> **Exercise**: Look through the data below. Collect every line where the word "银行银行员工违反规章制度处理办法" occurs.

--- Begin Input ---

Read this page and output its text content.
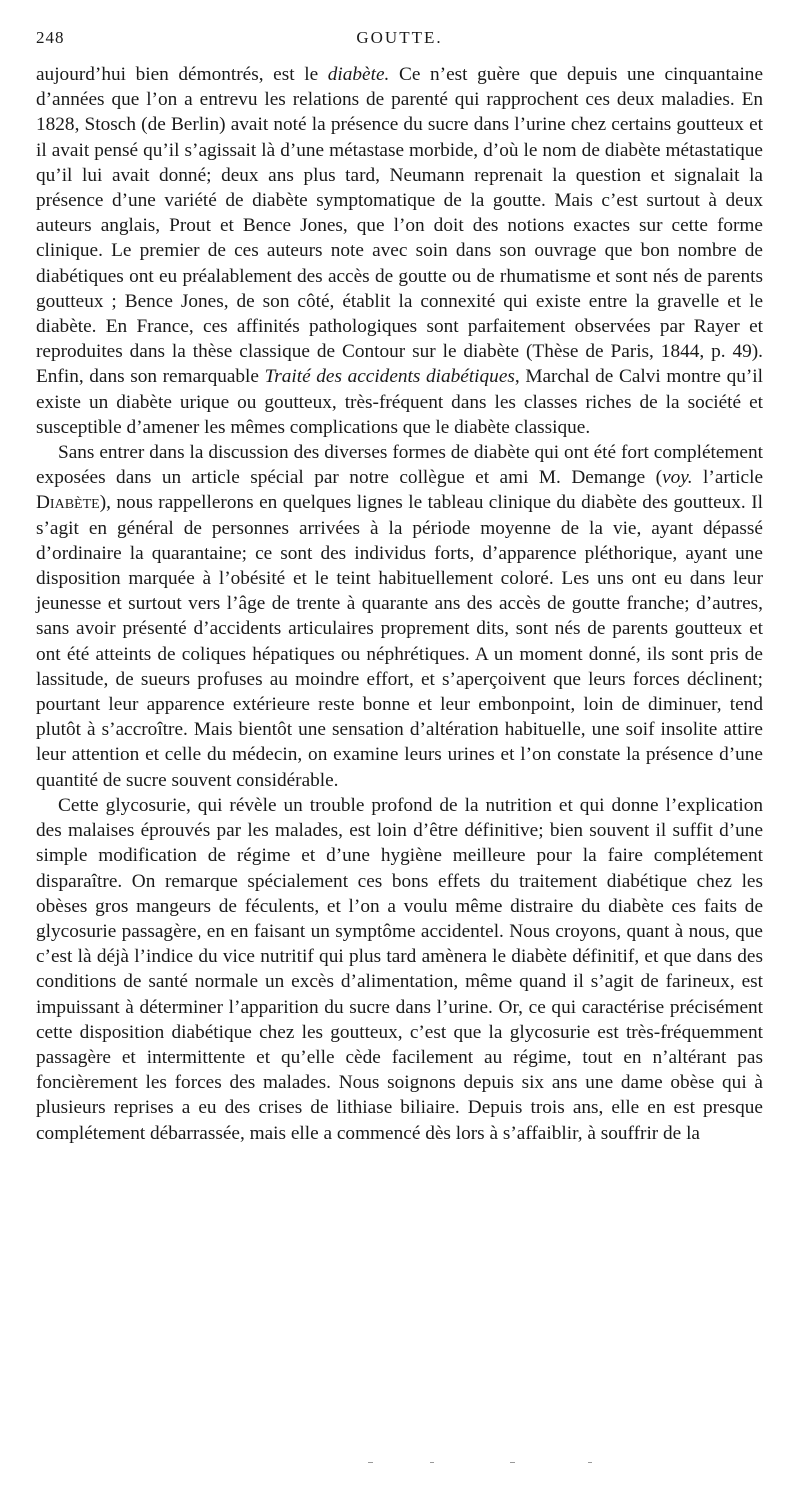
248	GOUTTE.

aujourd’hui bien démontrés, est le diabète. Ce n’est guère que depuis une cinquantaine d’années que l’on a entrevu les relations de parenté qui rapprochent ces deux maladies. En 1828, Stosch (de Berlin) avait noté la présence du sucre dans l’urine chez certains goutteux et il avait pensé qu’il s’agissait là d’une métastase morbide, d’où le nom de diabète métastatique qu’il lui avait donné; deux ans plus tard, Neumann reprenait la question et signalait la présence d’une variété de diabète symptomatique de la goutte. Mais c’est surtout à deux auteurs anglais, Prout et Bence Jones, que l’on doit des notions exactes sur cette forme clinique. Le premier de ces auteurs note avec soin dans son ouvrage que bon nombre de diabétiques ont eu préalablement des accès de goutte ou de rhumatisme et sont nés de parents goutteux ; Bence Jones, de son côté, établit la connexité qui existe entre la gravelle et le diabète. En France, ces affinités pathologiques sont parfaitement observées par Rayer et reproduites dans la thèse classique de Contour sur le diabète (Thèse de Paris, 1844, p. 49). Enfin, dans son remarquable Traité des accidents diabétiques, Marchal de Calvi montre qu’il existe un diabète urique ou goutteux, très-fréquent dans les classes riches de la société et susceptible d’amener les mêmes complications que le diabète classique.

Sans entrer dans la discussion des diverses formes de diabète qui ont été fort complétement exposées dans un article spécial par notre collègue et ami M. Demange (voy. l’article Diabète), nous rappellerons en quelques lignes le tableau clinique du diabète des goutteux. Il s’agit en général de personnes arrivées à la période moyenne de la vie, ayant dépassé d’ordinaire la quarantaine; ce sont des individus forts, d’apparence pléthorique, ayant une disposition marquée à l’obésité et le teint habituellement coloré. Les uns ont eu dans leur jeunesse et surtout vers l’âge de trente à quarante ans des accès de goutte franche; d’autres, sans avoir présenté d’accidents articulaires proprement dits, sont nés de parents goutteux et ont été atteints de coliques hépatiques ou néphrétiques. A un moment donné, ils sont pris de lassitude, de sueurs profuses au moindre effort, et s’aperçoivent que leurs forces déclinent; pourtant leur apparence extérieure reste bonne et leur embonpoint, loin de diminuer, tend plutôt à s’accroître. Mais bientôt une sensation d’altération habituelle, une soif insolite attire leur attention et celle du médecin, on examine leurs urines et l’on constate la présence d’une quantité de sucre souvent considérable.

Cette glycosurie, qui révèle un trouble profond de la nutrition et qui donne l’explication des malaises éprouvés par les malades, est loin d’être définitive; bien souvent il suffit d’une simple modification de régime et d’une hygiène meilleure pour la faire complétement disparaître. On remarque spécialement ces bons effets du traitement diabétique chez les obèses gros mangeurs de féculents, et l’on a voulu même distraire du diabète ces faits de glycosurie passagère, en en faisant un symptôme accidentel. Nous croyons, quant à nous, que c’est là déjà l’indice du vice nutritif qui plus tard amènera le diabète définitif, et que dans des conditions de santé normale un excès d’alimentation, même quand il s’agit de farineux, est impuissant à déterminer l’apparition du sucre dans l’urine. Or, ce qui caractérise précisément cette disposition diabétique chez les goutteux, c’est que la glycosurie est très-fréquemment passagère et intermittente et qu’elle cède facilement au régime, tout en n’altérant pas foncièrement les forces des malades. Nous soignons depuis six ans une dame obèse qui à plusieurs reprises a eu des crises de lithiase biliaire. Depuis trois ans, elle en est presque complétement débarrassée, mais elle a commencé dès lors à s’affaiblir, à souffrir de la
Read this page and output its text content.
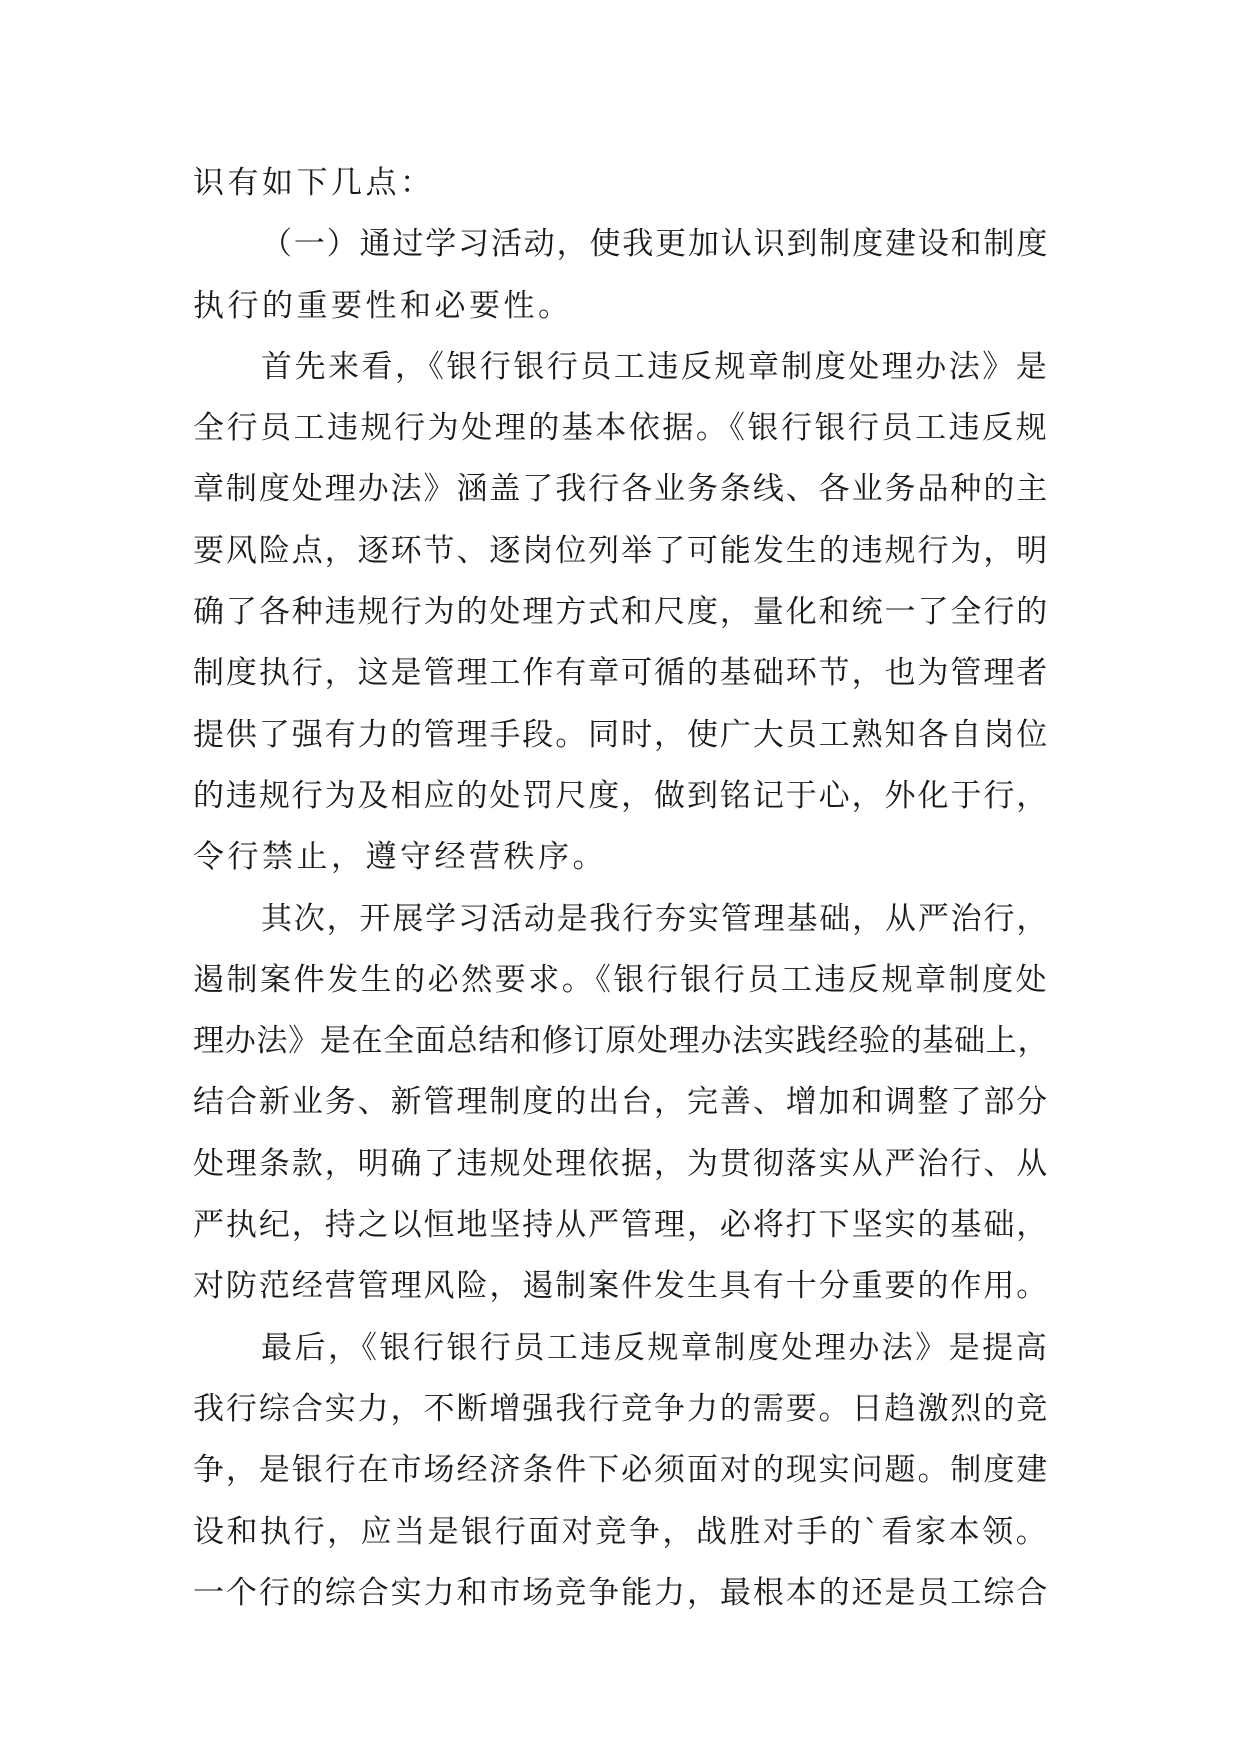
识有如下几点：
（一）通过学习活动，使我更加认识到制度建设和制度
执行的重要性和必要性。
首先来看，《银行银行员工违反规章制度处理办法》是
全行员工违规行为处理的基本依据。《银行银行员工违反规
章制度处理办法》涵盖了我行各业务条线、各业务品种的主
要风险点，逐环节、逐岗位列举了可能发生的违规行为，明
确了各种违规行为的处理方式和尺度，量化和统一了全行的
制度执行，这是管理工作有章可循的基础环节，也为管理者
提供了强有力的管理手段。同时，使广大员工熟知各自岗位
的违规行为及相应的处罚尺度，做到铭记于心，外化于行，
令行禁止，遵守经营秩序。
其次，开展学习活动是我行夯实管理基础，从严治行，
遏制案件发生的必然要求。《银行银行员工违反规章制度处
理办法》是在全面总结和修订原处理办法实践经验的基础上，
结合新业务、新管理制度的出台，完善、增加和调整了部分
处理条款，明确了违规处理依据，为贯彻落实从严治行、从
严执纪，持之以恒地坚持从严管理，必将打下坚实的基础，
对防范经营管理风险，遏制案件发生具有十分重要的作用。
最后，《银行银行员工违反规章制度处理办法》是提高
我行综合实力，不断增强我行竞争力的需要。日趋激烈的竞
争，是银行在市场经济条件下必须面对的现实问题。制度建
设和执行，应当是银行面对竞争，战胜对手的`看家本领。
一个行的综合实力和市场竞争能力，最根本的还是员工综合
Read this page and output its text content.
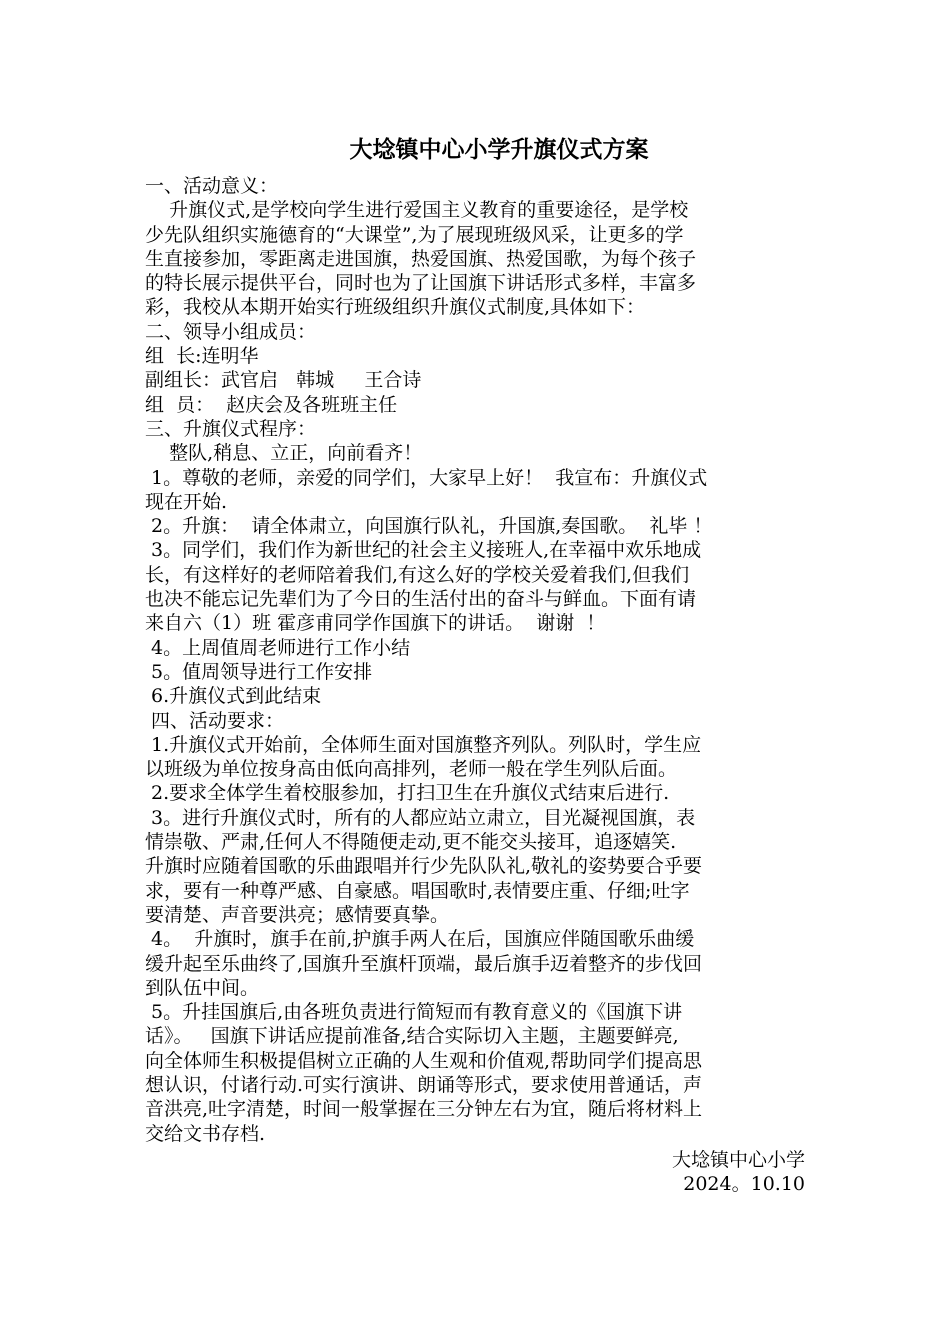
大埝镇中心小学升旗仪式方案
一、活动意义：
升旗仪式,是学校向学生进行爱国主义教育的重要途径，是学校
少先队组织实施德育的“大课堂”,为了展现班级风采，让更多的学
生直接参加，零距离走进国旗，热爱国旗、热爱国歌，为每个孩子
的特长展示提供平台，同时也为了让国旗下讲话形式多样，丰富多
彩，我校从本期开始实行班级组织升旗仪式制度,具体如下：
二、领导小组成员：
组  长:连明华
副组长：武官启   韩城     王合诗
组  员：  赵庆会及各班班主任
三、升旗仪式程序：
整队,稍息、立正，向前看齐！
1。尊敬的老师，亲爱的同学们，大家早上好！  我宣布：升旗仪式
现在开始.
2。升旗：  请全体肃立，向国旗行队礼，升国旗,奏国歌。  礼毕 ！
3。同学们，我们作为新世纪的社会主义接班人,在幸福中欢乐地成
长，有这样好的老师陪着我们,有这么好的学校关爱着我们,但我们
也决不能忘记先辈们为了今日的生活付出的奋斗与鲜血。下面有请
来自六（1）班 霍彦甫同学作国旗下的讲话。  谢谢  ！
4。上周值周老师进行工作小结
5。值周领导进行工作安排
6.升旗仪式到此结束
四、活动要求：
1.升旗仪式开始前，全体师生面对国旗整齐列队。列队时，学生应
以班级为单位按身高由低向高排列，老师一般在学生列队后面。
2.要求全体学生着校服参加，打扫卫生在升旗仪式结束后进行.
3。进行升旗仪式时，所有的人都应站立肃立，目光凝视国旗，表
情崇敬、严肃,任何人不得随便走动,更不能交头接耳，追逐嬉笑.
升旗时应随着国歌的乐曲跟唱并行少先队队礼,敬礼的姿势要合乎要
求，要有一种尊严感、自豪感。唱国歌时,表情要庄重、仔细;吐字
要清楚、声音要洪亮；感情要真挚。
4。  升旗时，旗手在前,护旗手两人在后，国旗应伴随国歌乐曲缓
缓升起至乐曲终了,国旗升至旗杆顶端，最后旗手迈着整齐的步伐回
到队伍中间。
5。升挂国旗后,由各班负责进行简短而有教育意义的《国旗下讲
话》。   国旗下讲话应提前准备,结合实际切入主题，主题要鲜亮,
向全体师生积极提倡树立正确的人生观和价值观,帮助同学们提高思
想认识，付诸行动.可实行演讲、朗诵等形式，要求使用普通话，声
音洪亮,吐字清楚，时间一般掌握在三分钟左右为宜，随后将材料上
交给文书存档.
大埝镇中心小学
2024。10.10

--- End Input ---

> **Solved exercise**:
首先来看，《银行银行员工违反规章制度处理办法》是
最后，《银行银行员工违反规章制度处理办法》是提高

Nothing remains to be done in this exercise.